Problem description: From the listing below, pull each line that includes "交于一点".

Material to process:
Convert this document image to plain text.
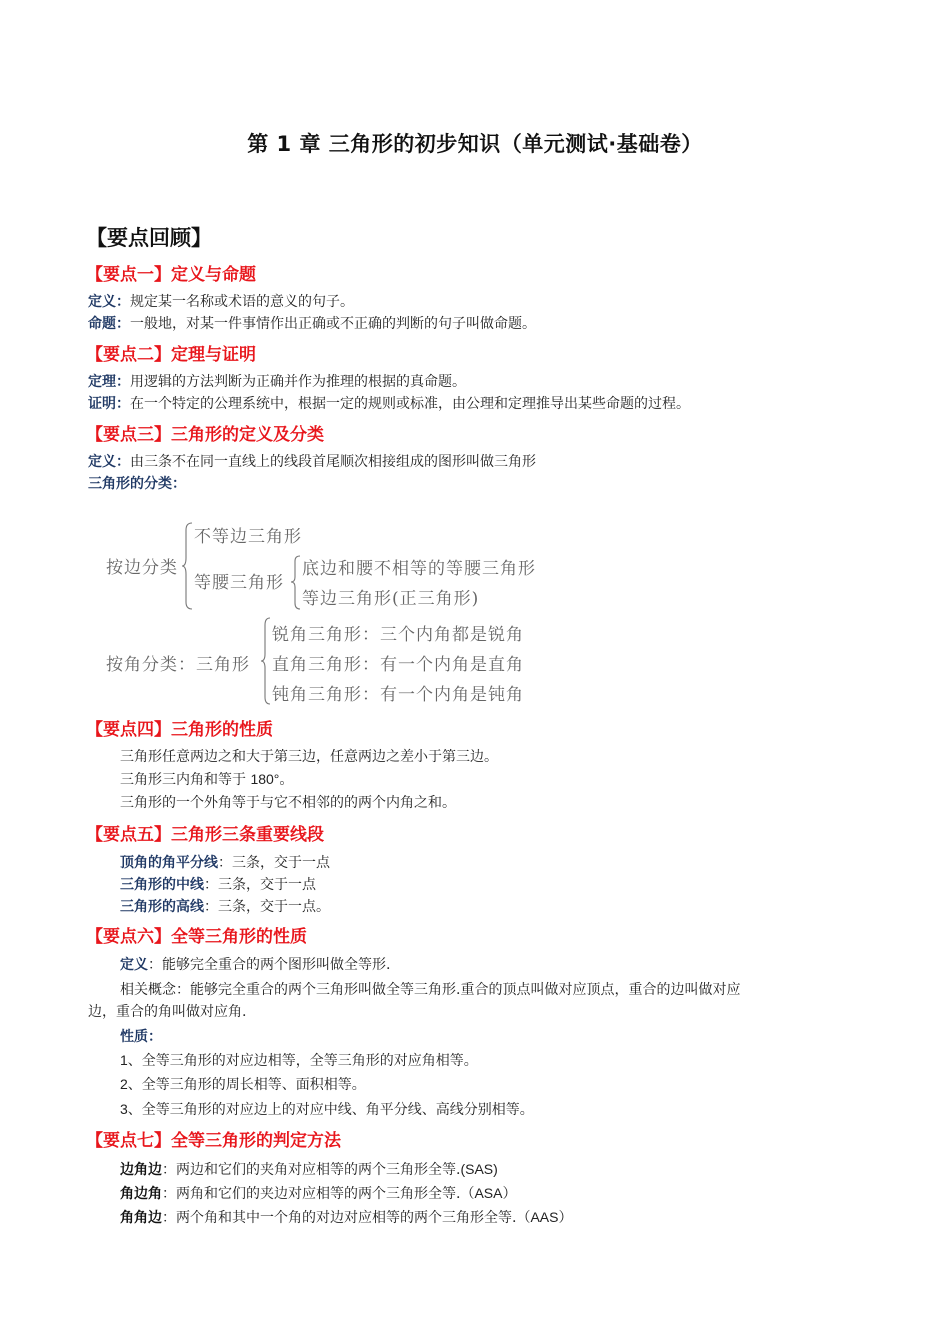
第 1 章 三角形的初步知识（单元测试·基础卷）
【要点回顾】
【要点一】定义与命题
定义：规定某一名称或术语的意义的句子。
命题：一般地，对某一件事情作出正确或不正确的判断的句子叫做命题。
【要点二】定理与证明
定理：用逻辑的方法判断为正确并作为推理的根据的真命题。
证明：在一个特定的公理系统中，根据一定的规则或标准，由公理和定理推导出某些命题的过程。
【要点三】三角形的定义及分类
定义：由三条不在同一直线上的线段首尾顺次相接组成的图形叫做三角形
三角形的分类：
按边分类
不等边三角形
等腰三角形
底边和腰不相等的等腰三角形
等边三角形(正三角形)
按角分类：三角形
锐角三角形：三个内角都是锐角
直角三角形：有一个内角是直角
钝角三角形：有一个内角是钝角
【要点四】三角形的性质
三角形任意两边之和大于第三边，任意两边之差小于第三边。
三角形三内角和等于 180°。
三角形的一个外角等于与它不相邻的的两个内角之和。
【要点五】三角形三条重要线段
顶角的角平分线：三条，交于一点
三角形的中线：三条，交于一点
三角形的高线：三条，交于一点。
【要点六】全等三角形的性质
定义：能够完全重合的两个图形叫做全等形.
相关概念：能够完全重合的两个三角形叫做全等三角形.重合的顶点叫做对应顶点，重合的边叫做对应
边，重合的角叫做对应角.
性质：
1、全等三角形的对应边相等，全等三角形的对应角相等。
2、全等三角形的周长相等、面积相等。
3、全等三角形的对应边上的对应中线、角平分线、高线分别相等。
【要点七】全等三角形的判定方法
边角边：两边和它们的夹角对应相等的两个三角形全等.(SAS)
角边角：两角和它们的夹边对应相等的两个三角形全等.（ASA）
角角边：两个角和其中一个角的对边对应相等的两个三角形全等.（AAS）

Finished task:
顶角的角平分线：三条，交于一点
三角形的中线：三条，交于一点
三角形的高线：三条，交于一点。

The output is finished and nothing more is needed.